Task inputs:
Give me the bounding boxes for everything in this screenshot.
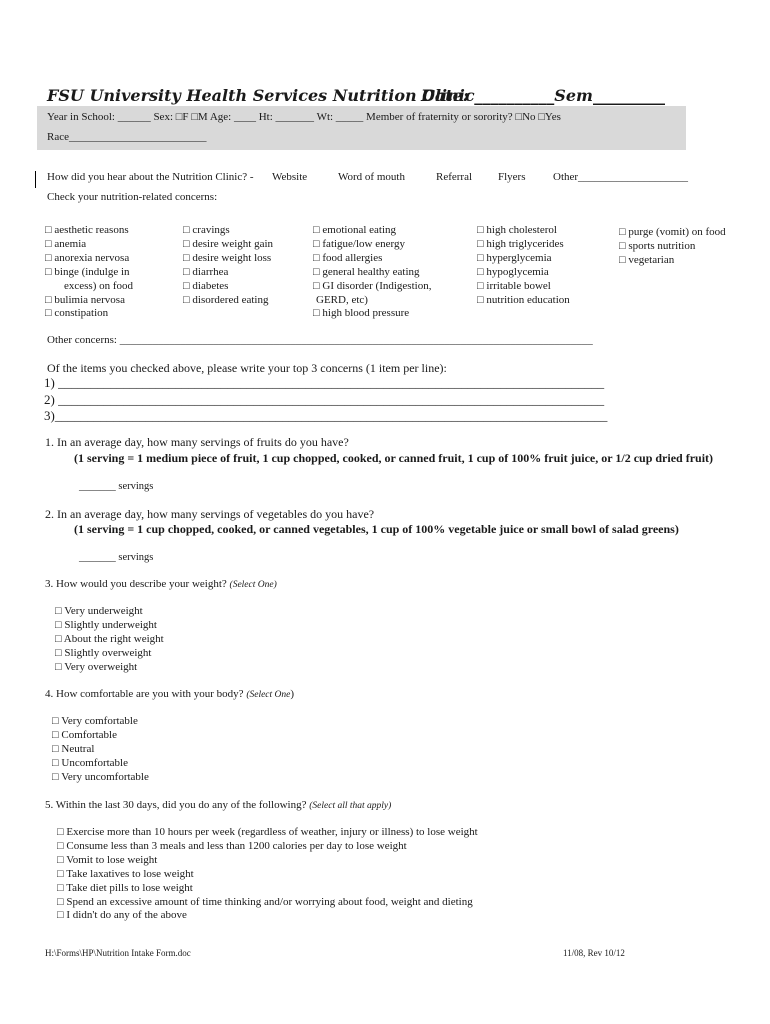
hear-option-word-of-mouth[interactable]: Word of mouth — [338, 171, 405, 183]
q5-option[interactable]: □ Vomit to lose weight — [57, 853, 158, 866]
concern-item[interactable]: □ binge (indulge in — [45, 265, 130, 278]
concern-item[interactable]: □ vegetarian — [619, 253, 675, 266]
concern-item[interactable]: □ bulimia nervosa — [45, 293, 125, 306]
concern-item[interactable]: □ disordered eating — [183, 293, 269, 306]
q1-servings-field[interactable]: _______ servings — [79, 481, 154, 492]
q4-question-row — [45, 688, 294, 700]
q4-option[interactable]: □ Neutral — [52, 742, 95, 755]
concern-item[interactable]: □ constipation — [45, 307, 109, 320]
q5-question: 5. Within the last 30 days, did you do any of the following? — [45, 799, 307, 811]
q5-question-row — [45, 799, 391, 811]
margin-bar — [35, 171, 36, 188]
hear-about-question: How did you hear about the Nutrition Clinic? - — [47, 171, 254, 183]
top3-line-3[interactable]: 3)_____________________________________________________________________________________ — [44, 408, 608, 423]
concern-item[interactable]: □ general healthy eating — [313, 265, 420, 278]
concerns-column-3 — [313, 224, 431, 321]
q5-option[interactable]: □ Exercise more than 10 hours per week (regardless of weather, injury or illness) to lose weight — [57, 826, 478, 838]
concern-item[interactable]: □ nutrition education — [477, 293, 570, 306]
q4-option[interactable]: □ Uncomfortable — [52, 756, 128, 769]
q3-option[interactable]: □ Very overweight — [55, 660, 138, 673]
hear-option-other[interactable]: Other____________________ — [553, 171, 689, 183]
q3-option[interactable]: □ Very underweight — [55, 605, 143, 617]
concern-item[interactable]: □ high cholesterol — [477, 224, 557, 236]
q3-options — [55, 605, 164, 675]
demographics-line[interactable]: Year in School: ______ Sex: □F □M Age: ____ Ht: _______ Wt: _____ Member of fraternity or sorority? □No □Yes — [47, 111, 561, 123]
q5-option[interactable]: □ Consume less than 3 meals and less than 1200 calories per day to lose weight — [57, 839, 407, 852]
concerns-column-4 — [477, 224, 570, 307]
q4-close-paren: ) — [290, 688, 295, 700]
concern-item[interactable]: □ diabetes — [183, 279, 229, 292]
q4-option[interactable]: □ Very uncomfortable — [52, 770, 149, 783]
concern-item[interactable]: □ high blood pressure — [313, 307, 410, 320]
q3-question: 3. How would you describe your weight? — [45, 578, 227, 590]
concern-item[interactable]: □ aesthetic reasons — [45, 224, 129, 236]
q4-option[interactable]: □ Comfortable — [52, 728, 117, 741]
hear-option-referral[interactable]: Referral — [436, 171, 473, 183]
q3-option[interactable]: □ Slightly overweight — [55, 646, 152, 659]
q4-qualifier: (Select One — [246, 690, 291, 700]
q1-serving-note: (1 serving = 1 medium piece of fruit, 1 cup chopped, cooked, or canned fruit, 1 cup of 100% fruit juice, or 1/2 cup dried fruit) — [74, 451, 714, 465]
concerns-heading: Check your nutrition-related concerns: — [47, 191, 218, 203]
hear-option-flyers[interactable]: Flyers — [498, 171, 526, 183]
concern-item[interactable]: □ fatigue/low energy — [313, 237, 405, 250]
hear-option-website[interactable]: Website — [272, 171, 308, 183]
q5-option[interactable]: □ I didn't do any of the above — [57, 909, 187, 922]
concern-item[interactable]: □ irritable bowel — [477, 279, 551, 292]
q3-qualifier: (Select One) — [229, 580, 277, 590]
q3-question-row — [45, 578, 277, 590]
other-concerns-field[interactable]: Other concerns: ______________________________________________________________________________________ — [47, 334, 593, 346]
concern-item[interactable]: □ high triglycerides — [477, 237, 564, 250]
race-field[interactable]: Race_________________________ — [47, 131, 207, 143]
q3-option[interactable]: □ About the right weight — [55, 632, 164, 645]
concern-item[interactable]: □ desire weight loss — [183, 251, 272, 264]
footer-revision: 11/08, Rev 10/12 — [563, 948, 625, 958]
top3-line-2[interactable]: 2) ____________________________________________________________________________________ — [44, 392, 605, 407]
concerns-column-1 — [45, 224, 133, 321]
top3-line-1[interactable]: 1) ____________________________________________________________________________________ — [44, 375, 605, 390]
q5-qualifier: (Select all that apply) — [309, 801, 392, 811]
q5-option[interactable]: □ Take diet pills to lose weight — [57, 881, 193, 894]
concern-item[interactable]: □ GI disorder (Indigestion, — [313, 279, 432, 292]
q2-serving-note: (1 serving = 1 cup chopped, cooked, or canned vegetables, 1 cup of 100% vegetable juice or small bowl of salad greens) — [74, 522, 679, 536]
q2-servings-field[interactable]: _______ servings — [79, 552, 154, 563]
concern-item-continued: GERD, etc) — [316, 293, 368, 306]
q4-question: 4. How comfortable are you with your body? — [45, 688, 244, 700]
concern-item[interactable]: □ hypoglycemia — [477, 265, 549, 278]
concern-item[interactable]: □ diarrhea — [183, 265, 229, 278]
concern-item[interactable]: □ desire weight gain — [183, 237, 274, 250]
concern-item-continued: excess) on food — [64, 279, 134, 292]
concern-item[interactable]: □ anemia — [45, 237, 87, 250]
concerns-column-2 — [183, 224, 273, 307]
q4-options — [52, 715, 149, 785]
top3-prompt: Of the items you checked above, please write your top 3 concerns (1 item per line): — [47, 361, 447, 375]
form-title: FSU University Health Services Nutrition Clinic — [47, 86, 475, 105]
q5-option[interactable]: □ Spend an excessive amount of time thinking and/or worrying about food, weight and dieting — [57, 895, 473, 908]
concern-item[interactable]: □ purge (vomit) on food — [619, 226, 726, 238]
date-semester-field[interactable]: Date: __________Sem_________ — [421, 86, 665, 105]
q1-question: 1. In an average day, how many servings of fruits do you have? — [45, 435, 349, 449]
q3-option[interactable]: □ Slightly underweight — [55, 618, 157, 631]
concern-item[interactable]: □ emotional eating — [313, 224, 397, 236]
concern-item[interactable]: □ sports nutrition — [619, 239, 696, 252]
q5-options — [57, 826, 478, 923]
concern-item[interactable]: □ cravings — [183, 224, 230, 236]
concern-item[interactable]: □ hyperglycemia — [477, 251, 552, 264]
q2-question: 2. In an average day, how many servings of vegetables do you have? — [45, 507, 375, 521]
q4-option[interactable]: □ Very comfortable — [52, 715, 138, 727]
q5-option[interactable]: □ Take laxatives to lose weight — [57, 867, 194, 880]
concern-item[interactable]: □ anorexia nervosa — [45, 251, 130, 264]
concern-item[interactable]: □ food allergies — [313, 251, 383, 264]
concerns-column-5 — [619, 226, 726, 268]
footer-file-path: H:\Forms\HP\Nutrition Intake Form.doc — [45, 948, 191, 958]
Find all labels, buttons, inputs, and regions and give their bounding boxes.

What you should do:
Reproduce word for word the lines above, starting at the line that contains "hear-option-word-of-mouth[interactable]: Word of" and ending at the line that contains "q4-question-row — [45, 688, 294, 700]".

Answer in full:
hear-option-word-of-mouth[interactable]: Word of mouth — [338, 171, 405, 183]
q5-option[interactable]: □ Vomit to lose weight — [57, 853, 158, 866]
concern-item[interactable]: □ binge (indulge in — [45, 265, 130, 278]
concern-item[interactable]: □ vegetarian — [619, 253, 675, 266]
concern-item[interactable]: □ bulimia nervosa — [45, 293, 125, 306]
concern-item[interactable]: □ disordered eating — [183, 293, 269, 306]
q1-servings-field[interactable]: _______ servings — [79, 481, 154, 492]
q4-question-row — [45, 688, 294, 700]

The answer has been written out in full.